#### Directions:
Write out all of the entries exactly, please.

## Start

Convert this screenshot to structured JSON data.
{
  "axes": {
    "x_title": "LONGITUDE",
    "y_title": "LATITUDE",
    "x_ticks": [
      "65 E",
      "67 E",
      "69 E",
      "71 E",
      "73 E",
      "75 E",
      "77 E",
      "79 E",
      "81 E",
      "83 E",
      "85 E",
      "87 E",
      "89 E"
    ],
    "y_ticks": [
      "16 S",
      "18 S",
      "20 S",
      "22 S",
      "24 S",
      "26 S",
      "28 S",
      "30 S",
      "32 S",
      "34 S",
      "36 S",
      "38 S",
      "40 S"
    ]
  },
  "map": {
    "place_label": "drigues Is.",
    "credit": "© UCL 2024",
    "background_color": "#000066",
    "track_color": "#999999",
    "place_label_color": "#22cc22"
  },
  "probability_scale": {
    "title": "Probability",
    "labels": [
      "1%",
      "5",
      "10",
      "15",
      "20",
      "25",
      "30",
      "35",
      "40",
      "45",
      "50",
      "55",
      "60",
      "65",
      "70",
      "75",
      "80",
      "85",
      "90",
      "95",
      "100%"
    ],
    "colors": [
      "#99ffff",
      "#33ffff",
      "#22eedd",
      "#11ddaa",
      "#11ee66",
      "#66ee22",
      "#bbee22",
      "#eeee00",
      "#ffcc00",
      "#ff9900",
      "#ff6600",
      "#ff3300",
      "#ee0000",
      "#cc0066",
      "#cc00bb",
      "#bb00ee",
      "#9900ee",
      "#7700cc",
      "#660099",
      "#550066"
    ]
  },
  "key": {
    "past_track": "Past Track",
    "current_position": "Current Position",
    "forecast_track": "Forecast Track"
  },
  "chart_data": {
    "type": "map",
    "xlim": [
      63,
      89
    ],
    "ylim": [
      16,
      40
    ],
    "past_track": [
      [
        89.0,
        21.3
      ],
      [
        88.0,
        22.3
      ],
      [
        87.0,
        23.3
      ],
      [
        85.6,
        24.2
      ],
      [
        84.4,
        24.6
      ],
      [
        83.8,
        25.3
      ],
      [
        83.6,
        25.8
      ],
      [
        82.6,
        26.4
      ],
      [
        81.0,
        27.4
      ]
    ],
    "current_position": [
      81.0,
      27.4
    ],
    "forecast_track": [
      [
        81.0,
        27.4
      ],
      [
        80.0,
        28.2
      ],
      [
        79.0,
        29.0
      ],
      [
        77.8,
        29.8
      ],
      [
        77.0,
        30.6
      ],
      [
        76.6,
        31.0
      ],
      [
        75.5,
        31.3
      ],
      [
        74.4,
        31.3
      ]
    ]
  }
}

## End

#### Reply:
Convert this screenshot to structured JSON data.
{
  "axes": {
    "x_title": "LONGITUDE",
    "y_title": "LATITUDE",
    "x_ticks": [
      "65 E",
      "67 E",
      "69 E",
      "71 E",
      "73 E",
      "75 E",
      "77 E",
      "79 E",
      "81 E",
      "83 E",
      "85 E",
      "87 E",
      "89 E"
    ],
    "y_ticks": [
      "16 S",
      "18 S",
      "20 S",
      "22 S",
      "24 S",
      "26 S",
      "28 S",
      "30 S",
      "32 S",
      "34 S",
      "36 S",
      "38 S",
      "40 S"
    ]
  },
  "map": {
    "place_label": "drigues Is.",
    "credit": "© UCL 2024",
    "background_color": "#000066",
    "track_color": "#999999",
    "place_label_color": "#22cc22"
  },
  "probability_scale": {
    "title": "Probability",
    "labels": [
      "1%",
      "5",
      "10",
      "15",
      "20",
      "25",
      "30",
      "35",
      "40",
      "45",
      "50",
      "55",
      "60",
      "65",
      "70",
      "75",
      "80",
      "85",
      "90",
      "95",
      "100%"
    ],
    "colors": [
      "#99ffff",
      "#33ffff",
      "#22eedd",
      "#11ddaa",
      "#11ee66",
      "#66ee22",
      "#bbee22",
      "#eeee00",
      "#ffcc00",
      "#ff9900",
      "#ff6600",
      "#ff3300",
      "#ee0000",
      "#cc0066",
      "#cc00bb",
      "#bb00ee",
      "#9900ee",
      "#7700cc",
      "#660099",
      "#550066"
    ]
  },
  "key": {
    "past_track": "Past Track",
    "current_position": "Current Position",
    "forecast_track": "Forecast Track"
  },
  "chart_data": {
    "type": "map",
    "xlim": [
      63,
      89
    ],
    "ylim": [
      16,
      40
    ],
    "past_track": [
      [
        89.0,
        21.3
      ],
      [
        88.0,
        22.3
      ],
      [
        87.0,
        23.3
      ],
      [
        85.6,
        24.2
      ],
      [
        84.4,
        24.6
      ],
      [
        83.8,
        25.3
      ],
      [
        83.6,
        25.8
      ],
      [
        82.6,
        26.4
      ],
      [
        81.0,
        27.4
      ]
    ],
    "current_position": [
      81.0,
      27.4
    ],
    "forecast_track": [
      [
        81.0,
        27.4
      ],
      [
        80.0,
        28.2
      ],
      [
        79.0,
        29.0
      ],
      [
        77.8,
        29.8
      ],
      [
        77.0,
        30.6
      ],
      [
        76.6,
        31.0
      ],
      [
        75.5,
        31.3
      ],
      [
        74.4,
        31.3
      ]
    ]
  }
}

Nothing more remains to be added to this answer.